◆ **TEXTO FORNECIDO**:
----
O volume de retiradas da caderneta de poupança voltou a superar os depósitos em outubro. Segundo relatório divulgado nesta sexta-feira (7) pelo Banco Central, houve saída líquida de R$ 9,7 bilhões no mês.
No período, foram realizados R$ 351,9 bilhões em aplicações, enquanto os saques somaram R$ 361,6 bilhões. Os rendimentos creditados nas contas totalizaram R$ 6,4 bilhões, e o estoque da poupança permanece pouco acima de R$ 1 trilhão.
É o quarto mês consecutivo de resultado negativo para o investimento. Os quatro primeiros meses de 2025 também registraram retiradas líquidas, ao passo que maio e junho apresentaram captações. No acumulado do ano, a poupança contabiliza resgate líquido de R$ 88,1 bilhões.
O cenário de saques tem se repetido nos últimos anos. Em 2023, a retirada líquida chegou a R$ 87,8 bilhões; em 2024, ficou em R$ 15,5 bilhões.
----
Dados coletados:
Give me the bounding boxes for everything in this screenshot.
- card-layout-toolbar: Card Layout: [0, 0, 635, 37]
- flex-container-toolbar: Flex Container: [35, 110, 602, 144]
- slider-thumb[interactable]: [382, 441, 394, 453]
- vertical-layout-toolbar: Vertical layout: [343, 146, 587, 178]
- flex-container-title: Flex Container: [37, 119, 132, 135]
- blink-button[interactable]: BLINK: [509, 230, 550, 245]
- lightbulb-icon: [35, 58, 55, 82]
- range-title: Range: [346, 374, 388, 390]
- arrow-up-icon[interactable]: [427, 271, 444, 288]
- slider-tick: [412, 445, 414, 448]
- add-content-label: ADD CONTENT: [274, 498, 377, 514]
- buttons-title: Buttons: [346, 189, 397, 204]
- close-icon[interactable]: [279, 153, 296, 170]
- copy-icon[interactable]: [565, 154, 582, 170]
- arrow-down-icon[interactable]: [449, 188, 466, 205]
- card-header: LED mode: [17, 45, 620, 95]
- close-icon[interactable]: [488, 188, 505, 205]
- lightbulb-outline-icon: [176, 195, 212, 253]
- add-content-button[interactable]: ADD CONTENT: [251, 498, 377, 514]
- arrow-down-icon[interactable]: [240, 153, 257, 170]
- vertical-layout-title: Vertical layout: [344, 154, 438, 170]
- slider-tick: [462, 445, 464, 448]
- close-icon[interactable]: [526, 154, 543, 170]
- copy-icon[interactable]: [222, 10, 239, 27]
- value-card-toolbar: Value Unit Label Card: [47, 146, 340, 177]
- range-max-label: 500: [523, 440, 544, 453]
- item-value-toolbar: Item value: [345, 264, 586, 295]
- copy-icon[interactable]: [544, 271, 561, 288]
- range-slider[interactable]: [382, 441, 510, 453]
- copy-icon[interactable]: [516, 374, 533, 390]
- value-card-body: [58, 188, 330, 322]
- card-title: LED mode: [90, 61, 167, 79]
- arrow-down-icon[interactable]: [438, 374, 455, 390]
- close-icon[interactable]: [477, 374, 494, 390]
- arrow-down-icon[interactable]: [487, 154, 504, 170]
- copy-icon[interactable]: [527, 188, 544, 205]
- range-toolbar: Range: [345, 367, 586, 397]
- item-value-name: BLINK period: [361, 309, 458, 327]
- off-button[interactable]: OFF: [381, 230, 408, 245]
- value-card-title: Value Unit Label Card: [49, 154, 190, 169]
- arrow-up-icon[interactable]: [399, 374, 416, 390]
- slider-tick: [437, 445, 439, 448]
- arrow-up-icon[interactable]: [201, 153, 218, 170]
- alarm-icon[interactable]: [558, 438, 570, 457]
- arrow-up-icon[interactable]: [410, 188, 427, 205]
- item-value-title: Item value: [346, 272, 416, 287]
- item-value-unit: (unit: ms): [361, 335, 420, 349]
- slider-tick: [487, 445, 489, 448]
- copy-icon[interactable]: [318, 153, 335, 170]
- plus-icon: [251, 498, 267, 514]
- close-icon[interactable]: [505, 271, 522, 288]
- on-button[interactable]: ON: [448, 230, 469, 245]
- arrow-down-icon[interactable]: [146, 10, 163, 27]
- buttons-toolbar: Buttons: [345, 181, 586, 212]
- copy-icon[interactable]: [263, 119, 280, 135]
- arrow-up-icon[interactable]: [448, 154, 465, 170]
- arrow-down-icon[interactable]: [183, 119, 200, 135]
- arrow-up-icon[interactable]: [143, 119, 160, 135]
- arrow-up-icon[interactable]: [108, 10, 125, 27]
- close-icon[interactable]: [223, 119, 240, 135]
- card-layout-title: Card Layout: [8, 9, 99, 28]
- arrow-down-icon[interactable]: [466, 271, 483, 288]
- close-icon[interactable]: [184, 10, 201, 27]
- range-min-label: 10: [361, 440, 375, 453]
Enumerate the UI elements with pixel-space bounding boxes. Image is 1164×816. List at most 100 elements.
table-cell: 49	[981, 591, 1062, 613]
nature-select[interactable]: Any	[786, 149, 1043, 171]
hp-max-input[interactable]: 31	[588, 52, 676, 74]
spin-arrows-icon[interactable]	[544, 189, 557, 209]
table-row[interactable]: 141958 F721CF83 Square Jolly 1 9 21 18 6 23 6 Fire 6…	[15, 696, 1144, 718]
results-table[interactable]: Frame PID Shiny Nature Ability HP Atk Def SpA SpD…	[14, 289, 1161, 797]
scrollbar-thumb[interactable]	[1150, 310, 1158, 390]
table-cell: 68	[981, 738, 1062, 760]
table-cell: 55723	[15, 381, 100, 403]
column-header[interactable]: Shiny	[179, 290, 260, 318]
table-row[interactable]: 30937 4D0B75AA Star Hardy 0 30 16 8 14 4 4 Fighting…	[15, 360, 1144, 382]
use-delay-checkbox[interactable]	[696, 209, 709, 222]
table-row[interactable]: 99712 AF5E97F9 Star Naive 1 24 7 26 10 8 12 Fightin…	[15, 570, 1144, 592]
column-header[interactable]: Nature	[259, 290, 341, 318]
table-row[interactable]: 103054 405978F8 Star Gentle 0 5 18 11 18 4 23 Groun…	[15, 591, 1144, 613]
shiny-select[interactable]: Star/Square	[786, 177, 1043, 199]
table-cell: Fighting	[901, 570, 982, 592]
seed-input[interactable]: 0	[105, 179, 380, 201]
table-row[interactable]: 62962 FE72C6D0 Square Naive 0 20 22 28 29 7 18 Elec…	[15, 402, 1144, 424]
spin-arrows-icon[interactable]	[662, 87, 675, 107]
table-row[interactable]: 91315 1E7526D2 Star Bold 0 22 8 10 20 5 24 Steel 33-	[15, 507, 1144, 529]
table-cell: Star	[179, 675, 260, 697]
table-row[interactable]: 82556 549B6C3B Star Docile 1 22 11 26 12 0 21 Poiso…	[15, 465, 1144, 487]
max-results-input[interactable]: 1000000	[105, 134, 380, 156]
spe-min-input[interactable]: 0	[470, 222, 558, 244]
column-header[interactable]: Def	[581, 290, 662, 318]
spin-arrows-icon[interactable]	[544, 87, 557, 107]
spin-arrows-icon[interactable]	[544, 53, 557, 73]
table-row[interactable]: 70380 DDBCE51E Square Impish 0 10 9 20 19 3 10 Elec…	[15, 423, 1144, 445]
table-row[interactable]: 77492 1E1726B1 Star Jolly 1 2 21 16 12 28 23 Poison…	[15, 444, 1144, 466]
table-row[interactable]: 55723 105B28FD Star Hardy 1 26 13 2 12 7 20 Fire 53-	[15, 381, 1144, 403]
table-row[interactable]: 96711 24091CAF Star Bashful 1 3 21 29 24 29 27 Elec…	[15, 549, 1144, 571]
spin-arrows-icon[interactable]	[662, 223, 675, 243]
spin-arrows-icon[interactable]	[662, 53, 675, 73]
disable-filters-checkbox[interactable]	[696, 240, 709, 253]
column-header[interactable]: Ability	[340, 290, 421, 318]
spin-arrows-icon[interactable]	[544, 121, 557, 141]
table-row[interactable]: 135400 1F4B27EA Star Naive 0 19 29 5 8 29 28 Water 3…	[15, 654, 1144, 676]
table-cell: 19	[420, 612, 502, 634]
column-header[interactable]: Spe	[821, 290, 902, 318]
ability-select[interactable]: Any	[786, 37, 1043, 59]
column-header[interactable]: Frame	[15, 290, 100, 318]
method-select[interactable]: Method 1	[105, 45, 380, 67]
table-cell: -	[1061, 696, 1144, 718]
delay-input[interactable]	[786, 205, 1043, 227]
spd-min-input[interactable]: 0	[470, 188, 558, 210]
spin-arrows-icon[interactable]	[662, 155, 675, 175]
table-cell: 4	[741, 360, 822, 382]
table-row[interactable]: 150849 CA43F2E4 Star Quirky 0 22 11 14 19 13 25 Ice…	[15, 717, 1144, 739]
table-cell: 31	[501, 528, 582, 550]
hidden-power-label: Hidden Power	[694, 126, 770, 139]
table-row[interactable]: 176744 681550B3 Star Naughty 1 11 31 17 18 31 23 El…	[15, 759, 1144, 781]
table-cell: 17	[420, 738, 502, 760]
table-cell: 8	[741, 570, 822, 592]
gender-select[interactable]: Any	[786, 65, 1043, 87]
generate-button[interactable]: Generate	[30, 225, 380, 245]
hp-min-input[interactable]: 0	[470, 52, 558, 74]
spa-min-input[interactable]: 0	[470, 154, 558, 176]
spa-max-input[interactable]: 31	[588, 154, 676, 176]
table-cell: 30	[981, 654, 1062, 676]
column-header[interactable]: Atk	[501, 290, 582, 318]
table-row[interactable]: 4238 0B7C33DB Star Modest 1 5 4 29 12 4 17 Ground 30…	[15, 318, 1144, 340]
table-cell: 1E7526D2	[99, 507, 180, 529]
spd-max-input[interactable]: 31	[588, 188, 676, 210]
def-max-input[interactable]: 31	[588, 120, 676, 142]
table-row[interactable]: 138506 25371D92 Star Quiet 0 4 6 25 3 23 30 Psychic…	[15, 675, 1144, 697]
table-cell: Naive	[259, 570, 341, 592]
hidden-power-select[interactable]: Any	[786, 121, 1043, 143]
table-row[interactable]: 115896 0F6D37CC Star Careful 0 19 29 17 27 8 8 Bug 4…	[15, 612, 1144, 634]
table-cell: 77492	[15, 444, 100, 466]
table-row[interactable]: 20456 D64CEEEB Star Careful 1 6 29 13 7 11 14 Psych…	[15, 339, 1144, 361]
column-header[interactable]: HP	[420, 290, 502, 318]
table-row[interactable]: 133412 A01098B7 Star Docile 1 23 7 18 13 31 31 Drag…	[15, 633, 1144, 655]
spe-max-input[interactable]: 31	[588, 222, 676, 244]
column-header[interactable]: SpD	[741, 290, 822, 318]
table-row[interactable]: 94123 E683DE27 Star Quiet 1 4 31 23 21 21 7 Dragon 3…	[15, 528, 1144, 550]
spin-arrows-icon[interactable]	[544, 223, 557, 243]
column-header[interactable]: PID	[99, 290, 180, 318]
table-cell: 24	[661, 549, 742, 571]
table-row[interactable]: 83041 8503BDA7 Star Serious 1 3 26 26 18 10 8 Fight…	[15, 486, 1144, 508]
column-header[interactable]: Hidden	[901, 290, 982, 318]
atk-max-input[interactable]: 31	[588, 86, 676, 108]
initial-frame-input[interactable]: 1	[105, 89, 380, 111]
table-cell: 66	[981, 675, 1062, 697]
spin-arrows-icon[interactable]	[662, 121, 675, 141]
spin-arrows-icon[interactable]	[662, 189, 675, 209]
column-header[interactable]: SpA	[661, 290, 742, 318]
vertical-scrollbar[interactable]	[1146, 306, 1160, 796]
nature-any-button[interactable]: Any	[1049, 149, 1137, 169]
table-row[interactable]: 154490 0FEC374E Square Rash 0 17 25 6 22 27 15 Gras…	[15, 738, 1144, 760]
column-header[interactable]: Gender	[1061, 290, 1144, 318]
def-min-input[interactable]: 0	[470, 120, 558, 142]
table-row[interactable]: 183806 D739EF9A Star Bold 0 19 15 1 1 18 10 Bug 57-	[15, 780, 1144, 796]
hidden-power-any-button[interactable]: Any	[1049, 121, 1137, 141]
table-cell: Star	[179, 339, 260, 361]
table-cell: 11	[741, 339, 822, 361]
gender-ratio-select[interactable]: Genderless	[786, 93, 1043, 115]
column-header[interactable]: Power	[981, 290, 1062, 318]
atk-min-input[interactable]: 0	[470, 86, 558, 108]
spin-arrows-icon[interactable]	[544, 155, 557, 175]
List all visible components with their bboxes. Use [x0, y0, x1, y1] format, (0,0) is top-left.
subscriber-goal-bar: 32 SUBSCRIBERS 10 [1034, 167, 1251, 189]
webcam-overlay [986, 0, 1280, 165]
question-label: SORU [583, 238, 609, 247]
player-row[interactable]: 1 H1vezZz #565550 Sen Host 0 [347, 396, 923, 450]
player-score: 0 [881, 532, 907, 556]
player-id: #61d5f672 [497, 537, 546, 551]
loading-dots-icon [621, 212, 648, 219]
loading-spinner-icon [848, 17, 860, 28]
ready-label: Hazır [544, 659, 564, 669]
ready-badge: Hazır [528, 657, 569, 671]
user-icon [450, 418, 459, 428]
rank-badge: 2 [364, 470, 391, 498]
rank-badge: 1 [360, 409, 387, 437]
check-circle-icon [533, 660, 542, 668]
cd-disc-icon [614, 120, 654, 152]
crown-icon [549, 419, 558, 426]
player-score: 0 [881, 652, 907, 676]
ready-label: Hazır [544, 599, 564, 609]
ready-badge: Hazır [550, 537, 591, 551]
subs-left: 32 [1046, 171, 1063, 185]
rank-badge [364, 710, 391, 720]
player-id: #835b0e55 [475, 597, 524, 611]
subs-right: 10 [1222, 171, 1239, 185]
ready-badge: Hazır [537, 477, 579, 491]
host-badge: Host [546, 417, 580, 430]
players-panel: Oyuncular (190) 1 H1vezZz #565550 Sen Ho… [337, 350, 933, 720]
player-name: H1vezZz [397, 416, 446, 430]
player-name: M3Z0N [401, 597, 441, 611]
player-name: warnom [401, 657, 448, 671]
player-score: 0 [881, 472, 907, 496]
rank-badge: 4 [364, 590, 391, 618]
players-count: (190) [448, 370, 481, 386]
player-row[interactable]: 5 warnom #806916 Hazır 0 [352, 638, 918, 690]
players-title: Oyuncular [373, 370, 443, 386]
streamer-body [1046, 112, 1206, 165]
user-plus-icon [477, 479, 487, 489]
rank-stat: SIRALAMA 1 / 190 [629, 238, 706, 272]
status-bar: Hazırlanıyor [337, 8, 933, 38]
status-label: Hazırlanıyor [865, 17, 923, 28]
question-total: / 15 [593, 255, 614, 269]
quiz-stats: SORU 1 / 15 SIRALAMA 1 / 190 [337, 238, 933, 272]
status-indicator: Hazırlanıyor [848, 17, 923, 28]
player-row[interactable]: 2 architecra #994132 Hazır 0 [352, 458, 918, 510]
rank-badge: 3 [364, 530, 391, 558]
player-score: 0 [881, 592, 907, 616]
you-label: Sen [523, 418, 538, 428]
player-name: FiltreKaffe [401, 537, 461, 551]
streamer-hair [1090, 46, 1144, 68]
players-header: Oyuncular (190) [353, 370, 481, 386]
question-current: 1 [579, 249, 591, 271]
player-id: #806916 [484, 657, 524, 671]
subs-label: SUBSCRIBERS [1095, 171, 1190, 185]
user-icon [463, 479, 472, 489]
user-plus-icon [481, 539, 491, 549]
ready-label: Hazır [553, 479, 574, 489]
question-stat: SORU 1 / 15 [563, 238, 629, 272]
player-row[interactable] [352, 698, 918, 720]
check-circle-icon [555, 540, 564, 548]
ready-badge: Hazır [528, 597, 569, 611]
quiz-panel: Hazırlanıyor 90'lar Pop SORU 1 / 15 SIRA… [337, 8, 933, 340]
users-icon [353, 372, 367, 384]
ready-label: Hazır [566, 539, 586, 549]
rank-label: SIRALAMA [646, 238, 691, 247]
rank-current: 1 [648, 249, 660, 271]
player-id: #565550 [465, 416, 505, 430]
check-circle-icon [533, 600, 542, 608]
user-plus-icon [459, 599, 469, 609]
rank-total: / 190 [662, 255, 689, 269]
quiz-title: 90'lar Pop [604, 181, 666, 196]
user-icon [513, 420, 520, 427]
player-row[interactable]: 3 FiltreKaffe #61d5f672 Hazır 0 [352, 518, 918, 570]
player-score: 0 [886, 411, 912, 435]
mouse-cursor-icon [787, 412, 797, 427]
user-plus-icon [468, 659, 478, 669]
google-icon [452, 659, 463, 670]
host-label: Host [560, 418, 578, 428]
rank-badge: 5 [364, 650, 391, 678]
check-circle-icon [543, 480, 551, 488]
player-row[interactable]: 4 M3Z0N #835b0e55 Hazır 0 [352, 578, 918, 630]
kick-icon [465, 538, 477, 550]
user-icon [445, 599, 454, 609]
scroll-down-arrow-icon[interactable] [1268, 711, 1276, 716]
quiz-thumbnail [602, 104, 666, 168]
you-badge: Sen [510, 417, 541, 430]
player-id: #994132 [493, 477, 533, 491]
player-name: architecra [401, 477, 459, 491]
----
◆ **ENUNCIADO A**:
Liste todos os valores em bilhões de reais que aparecem no texto sobre a caderneta de poupança.
◆ **ENUNCIADO B**:
Prolongue o texto sobre a caderneta de poupança a partir da última frase apresentada.

◆ **RESPOSTA A**:
R$ 9,7 bilhões; R$ 351,9 bilhões; R$ 361,6 bilhões; R$ 6,4 bilhões; R$ 88,1 bilhões; R$ 87,8 bilhões; R$ 15,5 bilhões.

◆ **RESPOSTA B**:
Influência da Selic
Economistas atribuem a continuidade das retiradas ao nível elevado da taxa básica de juros (Selic). O Comitê de Política Monetária (Copom) interrompeu o ciclo de alta em julho, após sete aumentos consecutivos, e mantém a taxa em 15% ao ano. Juros mais altos tendem a tornar outras modalidades de investimento mais atrativas que a poupança.
A manutenção da Selic busca assegurar o cumprimento da meta de inflação de 3%. Nos 12 meses encerrados em setembro, o Índice Nacional de Preços ao Consumidor Amplo (IPCA) acumula alta de 5,17%.